• Stored rows:

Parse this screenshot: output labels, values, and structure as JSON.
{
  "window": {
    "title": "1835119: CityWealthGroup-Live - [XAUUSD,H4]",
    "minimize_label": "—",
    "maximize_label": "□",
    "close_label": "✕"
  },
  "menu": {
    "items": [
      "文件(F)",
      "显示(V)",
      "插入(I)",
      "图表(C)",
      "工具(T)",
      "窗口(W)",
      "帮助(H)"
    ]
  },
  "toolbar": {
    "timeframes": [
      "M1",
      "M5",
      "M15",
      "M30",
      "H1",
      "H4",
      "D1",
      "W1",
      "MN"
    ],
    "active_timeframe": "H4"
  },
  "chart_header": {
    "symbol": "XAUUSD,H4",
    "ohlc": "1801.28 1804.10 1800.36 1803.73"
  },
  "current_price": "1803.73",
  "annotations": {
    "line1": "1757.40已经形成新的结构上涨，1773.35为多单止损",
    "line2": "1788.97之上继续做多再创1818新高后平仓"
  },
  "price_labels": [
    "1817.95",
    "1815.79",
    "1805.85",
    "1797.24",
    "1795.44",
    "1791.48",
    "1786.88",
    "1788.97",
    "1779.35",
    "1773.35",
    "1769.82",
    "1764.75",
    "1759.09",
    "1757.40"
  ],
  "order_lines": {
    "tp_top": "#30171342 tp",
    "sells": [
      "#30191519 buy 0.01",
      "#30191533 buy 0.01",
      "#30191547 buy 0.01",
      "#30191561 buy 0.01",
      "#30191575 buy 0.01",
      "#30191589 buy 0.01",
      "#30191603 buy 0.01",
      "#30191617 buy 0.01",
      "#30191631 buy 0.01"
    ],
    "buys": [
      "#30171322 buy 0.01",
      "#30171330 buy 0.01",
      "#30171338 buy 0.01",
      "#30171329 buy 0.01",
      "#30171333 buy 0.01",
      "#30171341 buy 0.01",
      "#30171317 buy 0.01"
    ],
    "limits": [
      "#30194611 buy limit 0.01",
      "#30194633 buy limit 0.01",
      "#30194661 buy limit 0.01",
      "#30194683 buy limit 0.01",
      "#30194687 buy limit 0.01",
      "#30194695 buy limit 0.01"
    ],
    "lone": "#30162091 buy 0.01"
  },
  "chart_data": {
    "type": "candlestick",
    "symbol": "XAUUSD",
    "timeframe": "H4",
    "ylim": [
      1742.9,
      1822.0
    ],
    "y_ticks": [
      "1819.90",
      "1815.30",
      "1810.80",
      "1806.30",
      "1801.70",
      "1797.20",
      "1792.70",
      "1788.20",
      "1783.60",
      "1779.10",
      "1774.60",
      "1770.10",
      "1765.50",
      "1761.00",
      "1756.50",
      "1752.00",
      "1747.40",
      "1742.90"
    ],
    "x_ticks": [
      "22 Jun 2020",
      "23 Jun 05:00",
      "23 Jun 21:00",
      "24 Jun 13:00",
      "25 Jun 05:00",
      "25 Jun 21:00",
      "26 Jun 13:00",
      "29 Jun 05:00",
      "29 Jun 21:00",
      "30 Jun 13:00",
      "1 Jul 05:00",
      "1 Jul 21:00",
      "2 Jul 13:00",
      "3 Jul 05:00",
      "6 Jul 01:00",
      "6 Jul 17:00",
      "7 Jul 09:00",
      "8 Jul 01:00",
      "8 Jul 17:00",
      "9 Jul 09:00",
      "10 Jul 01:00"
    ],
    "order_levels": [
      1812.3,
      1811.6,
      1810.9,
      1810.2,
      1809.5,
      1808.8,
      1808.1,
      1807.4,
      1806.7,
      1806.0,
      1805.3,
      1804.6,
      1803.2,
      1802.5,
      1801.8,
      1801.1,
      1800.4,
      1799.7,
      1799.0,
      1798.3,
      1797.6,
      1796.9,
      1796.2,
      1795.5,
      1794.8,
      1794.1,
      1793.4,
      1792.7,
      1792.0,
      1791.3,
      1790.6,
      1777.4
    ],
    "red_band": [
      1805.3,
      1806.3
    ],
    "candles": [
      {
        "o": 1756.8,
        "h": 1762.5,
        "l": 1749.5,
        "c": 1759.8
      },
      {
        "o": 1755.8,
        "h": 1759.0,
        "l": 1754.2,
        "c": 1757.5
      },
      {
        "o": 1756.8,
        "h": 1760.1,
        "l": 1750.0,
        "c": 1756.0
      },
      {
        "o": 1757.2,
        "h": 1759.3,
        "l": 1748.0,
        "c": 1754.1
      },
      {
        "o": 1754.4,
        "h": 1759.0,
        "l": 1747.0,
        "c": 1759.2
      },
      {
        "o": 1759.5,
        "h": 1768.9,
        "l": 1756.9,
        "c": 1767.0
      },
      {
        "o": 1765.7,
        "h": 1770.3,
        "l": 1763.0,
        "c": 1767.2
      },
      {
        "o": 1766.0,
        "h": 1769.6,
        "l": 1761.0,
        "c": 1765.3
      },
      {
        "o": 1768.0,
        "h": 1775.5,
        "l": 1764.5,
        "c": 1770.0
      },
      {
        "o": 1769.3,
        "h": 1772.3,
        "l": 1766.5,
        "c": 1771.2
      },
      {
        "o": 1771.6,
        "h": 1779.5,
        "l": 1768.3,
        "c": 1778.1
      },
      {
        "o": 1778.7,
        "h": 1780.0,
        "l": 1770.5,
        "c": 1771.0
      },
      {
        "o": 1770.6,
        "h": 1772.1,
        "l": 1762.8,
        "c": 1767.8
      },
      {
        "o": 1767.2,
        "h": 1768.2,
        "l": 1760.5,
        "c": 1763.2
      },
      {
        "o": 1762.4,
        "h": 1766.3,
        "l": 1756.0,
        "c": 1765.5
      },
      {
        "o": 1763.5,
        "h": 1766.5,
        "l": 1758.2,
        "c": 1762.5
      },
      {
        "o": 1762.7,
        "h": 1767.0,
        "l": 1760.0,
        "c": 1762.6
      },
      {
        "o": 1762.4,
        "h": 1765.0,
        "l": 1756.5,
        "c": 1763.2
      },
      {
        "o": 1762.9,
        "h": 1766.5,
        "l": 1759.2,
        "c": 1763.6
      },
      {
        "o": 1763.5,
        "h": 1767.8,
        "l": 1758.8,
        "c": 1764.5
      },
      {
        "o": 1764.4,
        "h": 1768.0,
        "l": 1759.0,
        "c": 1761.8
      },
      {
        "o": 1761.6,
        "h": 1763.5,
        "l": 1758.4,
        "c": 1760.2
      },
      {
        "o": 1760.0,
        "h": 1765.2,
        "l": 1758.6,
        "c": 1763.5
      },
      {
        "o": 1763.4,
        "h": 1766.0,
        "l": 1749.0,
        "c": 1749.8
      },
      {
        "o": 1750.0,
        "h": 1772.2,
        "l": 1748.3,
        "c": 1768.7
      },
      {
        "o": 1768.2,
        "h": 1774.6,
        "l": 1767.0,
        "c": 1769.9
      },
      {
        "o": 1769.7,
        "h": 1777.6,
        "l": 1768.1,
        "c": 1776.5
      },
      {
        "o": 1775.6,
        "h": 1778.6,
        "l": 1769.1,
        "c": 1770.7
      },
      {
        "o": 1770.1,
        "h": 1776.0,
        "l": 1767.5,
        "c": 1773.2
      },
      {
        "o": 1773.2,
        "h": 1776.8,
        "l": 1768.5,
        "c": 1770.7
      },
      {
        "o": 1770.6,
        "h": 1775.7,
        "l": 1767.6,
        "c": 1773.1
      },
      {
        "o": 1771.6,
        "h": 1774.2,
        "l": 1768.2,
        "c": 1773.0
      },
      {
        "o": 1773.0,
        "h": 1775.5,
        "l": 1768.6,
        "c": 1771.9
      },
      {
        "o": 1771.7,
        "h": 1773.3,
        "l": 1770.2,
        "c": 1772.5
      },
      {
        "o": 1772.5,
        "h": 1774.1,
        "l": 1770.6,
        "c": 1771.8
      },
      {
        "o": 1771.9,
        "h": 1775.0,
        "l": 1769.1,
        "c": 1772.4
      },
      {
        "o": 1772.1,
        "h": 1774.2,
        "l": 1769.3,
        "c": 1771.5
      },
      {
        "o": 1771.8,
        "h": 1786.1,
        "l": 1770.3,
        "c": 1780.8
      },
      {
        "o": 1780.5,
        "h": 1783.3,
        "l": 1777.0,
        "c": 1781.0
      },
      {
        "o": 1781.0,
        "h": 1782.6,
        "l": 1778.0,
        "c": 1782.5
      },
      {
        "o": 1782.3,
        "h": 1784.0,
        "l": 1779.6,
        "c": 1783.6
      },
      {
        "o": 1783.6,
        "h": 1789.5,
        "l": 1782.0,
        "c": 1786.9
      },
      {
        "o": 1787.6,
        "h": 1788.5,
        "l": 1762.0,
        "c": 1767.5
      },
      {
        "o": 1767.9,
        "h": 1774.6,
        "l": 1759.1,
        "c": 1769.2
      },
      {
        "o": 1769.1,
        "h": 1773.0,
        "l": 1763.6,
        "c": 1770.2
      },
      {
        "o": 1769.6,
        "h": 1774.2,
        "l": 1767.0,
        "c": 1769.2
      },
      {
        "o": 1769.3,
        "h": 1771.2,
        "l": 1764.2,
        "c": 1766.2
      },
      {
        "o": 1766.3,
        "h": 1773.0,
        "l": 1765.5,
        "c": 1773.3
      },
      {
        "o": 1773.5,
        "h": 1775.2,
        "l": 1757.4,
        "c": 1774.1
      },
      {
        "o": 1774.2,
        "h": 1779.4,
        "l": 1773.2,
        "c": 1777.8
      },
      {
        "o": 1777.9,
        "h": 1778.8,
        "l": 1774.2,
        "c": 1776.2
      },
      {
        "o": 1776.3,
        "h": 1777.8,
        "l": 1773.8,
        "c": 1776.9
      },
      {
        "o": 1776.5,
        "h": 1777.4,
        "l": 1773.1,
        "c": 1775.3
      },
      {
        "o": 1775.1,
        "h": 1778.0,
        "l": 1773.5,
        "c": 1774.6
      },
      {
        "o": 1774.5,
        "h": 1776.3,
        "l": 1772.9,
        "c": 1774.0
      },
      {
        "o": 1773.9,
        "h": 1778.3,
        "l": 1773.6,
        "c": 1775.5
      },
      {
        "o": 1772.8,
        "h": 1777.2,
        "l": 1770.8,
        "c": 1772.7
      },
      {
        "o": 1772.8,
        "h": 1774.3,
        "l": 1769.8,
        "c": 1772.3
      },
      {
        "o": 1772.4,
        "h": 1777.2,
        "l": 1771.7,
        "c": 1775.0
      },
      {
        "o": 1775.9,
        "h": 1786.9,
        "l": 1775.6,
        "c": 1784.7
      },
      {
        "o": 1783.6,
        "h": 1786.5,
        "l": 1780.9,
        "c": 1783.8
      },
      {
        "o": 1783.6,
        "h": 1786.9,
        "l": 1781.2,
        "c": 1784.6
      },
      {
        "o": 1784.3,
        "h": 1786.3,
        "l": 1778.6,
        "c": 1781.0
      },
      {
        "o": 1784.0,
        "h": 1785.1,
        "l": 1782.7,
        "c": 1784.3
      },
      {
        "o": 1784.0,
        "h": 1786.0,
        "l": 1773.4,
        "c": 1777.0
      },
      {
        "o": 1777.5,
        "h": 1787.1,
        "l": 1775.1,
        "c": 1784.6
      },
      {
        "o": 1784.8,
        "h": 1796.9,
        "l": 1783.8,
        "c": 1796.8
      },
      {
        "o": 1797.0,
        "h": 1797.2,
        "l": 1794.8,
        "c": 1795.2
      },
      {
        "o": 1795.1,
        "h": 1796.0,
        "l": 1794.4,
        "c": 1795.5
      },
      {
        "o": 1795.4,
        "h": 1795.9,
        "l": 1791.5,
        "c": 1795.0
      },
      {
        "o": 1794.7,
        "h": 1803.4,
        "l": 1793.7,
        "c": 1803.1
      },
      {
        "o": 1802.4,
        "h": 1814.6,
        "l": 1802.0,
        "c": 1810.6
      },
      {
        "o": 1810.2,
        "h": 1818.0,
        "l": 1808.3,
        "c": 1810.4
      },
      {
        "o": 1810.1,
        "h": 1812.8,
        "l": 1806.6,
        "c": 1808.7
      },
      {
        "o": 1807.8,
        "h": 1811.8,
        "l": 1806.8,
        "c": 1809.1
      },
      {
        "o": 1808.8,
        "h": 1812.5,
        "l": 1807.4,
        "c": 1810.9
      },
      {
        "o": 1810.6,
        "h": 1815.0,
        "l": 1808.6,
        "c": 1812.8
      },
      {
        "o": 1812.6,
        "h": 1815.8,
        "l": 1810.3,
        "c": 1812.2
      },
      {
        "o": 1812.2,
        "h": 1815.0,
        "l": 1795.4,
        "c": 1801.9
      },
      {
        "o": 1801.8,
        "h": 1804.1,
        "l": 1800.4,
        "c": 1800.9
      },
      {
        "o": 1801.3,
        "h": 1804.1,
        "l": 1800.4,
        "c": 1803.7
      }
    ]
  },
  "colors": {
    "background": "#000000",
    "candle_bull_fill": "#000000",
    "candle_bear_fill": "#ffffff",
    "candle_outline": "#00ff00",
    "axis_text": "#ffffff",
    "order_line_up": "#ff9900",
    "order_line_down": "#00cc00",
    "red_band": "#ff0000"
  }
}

• Exercise requirements: Answer with a single number: the count of lines holding the word "ffffff".

• Correct response: 2